**GIVEN PASSAGE:**
Photothermal damage is another method of selectively increasing EPR effects. By using a GRP78-targeting peptide conjugated to a PEGylated gold nanorod, photothermal damage could be induced after the application of light.[68] Furthermore, systemic radioimmunoconjugates preferably killed perivascular tumor cells resulting in improved drug delivery.[69,70] However, these methods could also damage tumor vasculatures resulting in thrombotic occlusion from the bystander effect. More recently, another more selective method of killing tumor cells to augment drug delivery, named photoimmunotherapy (PIT), has been described.[71] PIT can specifically kill cancer cells exposed to near-infrared light by inducing immediate necrosis without damaging normal cells, including vascular endothelial cells. Since most of the initial cell killing occurs in the perivascular tumor sheaths, increases in nanodrug delivery of up to 24-fold compared with untreated control tumors can be observed (Figure 4).[72] This increased permeability was induced immediately after exposure to near-infrared light. In order to analyze tumor vascular permeability and delivery of nanosized agents, static and dynamic fluorescence imaging with fluorescent proteins and nanoparticles was commonly used.[73−75] Dynamic fluorescence imaging showed that intravenously injected, nontargeted polyethylene glycol coated quantum dots (PEG-QD) quickly accumulated in the PIT-treated tumor bed compared with nontreated controls. Histology after PIT showed a markedly dilated tumor vasculature in the widened tumor interstitium along with cancer cell debris. Additionally, intravenously injected PEG-QD leaked throughout the cancer tissue following PIT. Thus, PIT induces an immediate necrosis especially in the layers of cancer cells surrounding the tumor vasculature without damaging vascular cells themselves. This initially leads to decreased interstitial pressure and a commensurate rise in perfusion and leakage into the tumor bed. Therefore, PIT induces selective damage to perivascular cancer tissues markedly augmenting the EPR effect and dramatically increasing drug delivery. This super-enhanced EPR has also been referred to as SUPR to distinguish it from conventional EPR.

**DATA FOR REVIEW:**

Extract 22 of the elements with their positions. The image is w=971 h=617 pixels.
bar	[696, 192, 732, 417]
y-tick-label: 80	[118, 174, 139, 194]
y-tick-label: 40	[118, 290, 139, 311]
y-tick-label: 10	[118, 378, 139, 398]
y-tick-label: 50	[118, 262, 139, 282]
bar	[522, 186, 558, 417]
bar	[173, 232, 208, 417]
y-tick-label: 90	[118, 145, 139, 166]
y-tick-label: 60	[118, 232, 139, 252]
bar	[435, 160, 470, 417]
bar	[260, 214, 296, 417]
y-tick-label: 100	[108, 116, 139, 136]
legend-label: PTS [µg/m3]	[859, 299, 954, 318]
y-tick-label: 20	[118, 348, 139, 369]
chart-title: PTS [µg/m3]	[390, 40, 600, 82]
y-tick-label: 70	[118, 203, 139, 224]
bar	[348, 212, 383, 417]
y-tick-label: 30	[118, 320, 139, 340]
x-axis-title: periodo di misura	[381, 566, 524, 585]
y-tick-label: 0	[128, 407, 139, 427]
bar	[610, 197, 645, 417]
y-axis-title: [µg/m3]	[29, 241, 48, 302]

**EXERCISE INSTRUCTIONS:**
Continue the passage on photoimmunotherapy and the EPR effect from its last sentence.

**OUTPUT FOR THIS EXERCISE:**
Figure 4

Photoimmunotherapy induced super-enhanced permeability and retention (SUPR) effects delivered PEGylated quantum dots (800 nm emission; 50 nm in diameter) into PIT-treated tumor 24-fold higher concentration than in nontreated tumor with conventional EFR effects at 1 h after injection. (A: white light image, B: 800 nm fluorescence image.)

Conclusion

Macromolecular bioconjugates and nanosized cancer agents are promising for improving cancer chemotherapy because they can achieve target-specific or controlled delivery of large payloads of anticancer agents, resulting in improved tumor delivery based on the unmodified EPR effect. There are several clinically available diagnostic imaging methods to evaluate leakiness of tumor vasculature. Furthermore, a few methods to further improve nanodrug delivery by augmenting the conventional EPR effects have been discovered. Among them, super-enhanced EPR effects which occur after PIT induce damage in the layers of cancer cells immediately adjacent to the tumor vasculature, and this can have dramatic effects on perfusion with improvements in the delivery of nanoparticles of up to 24-fold compared with untreated tumors. The magnitude of the nanodelivery improvement could have a direct impact on the therapeutic effects of nanosized cancer drugs possibly resulting in dose reductions when used sequentially after PIT.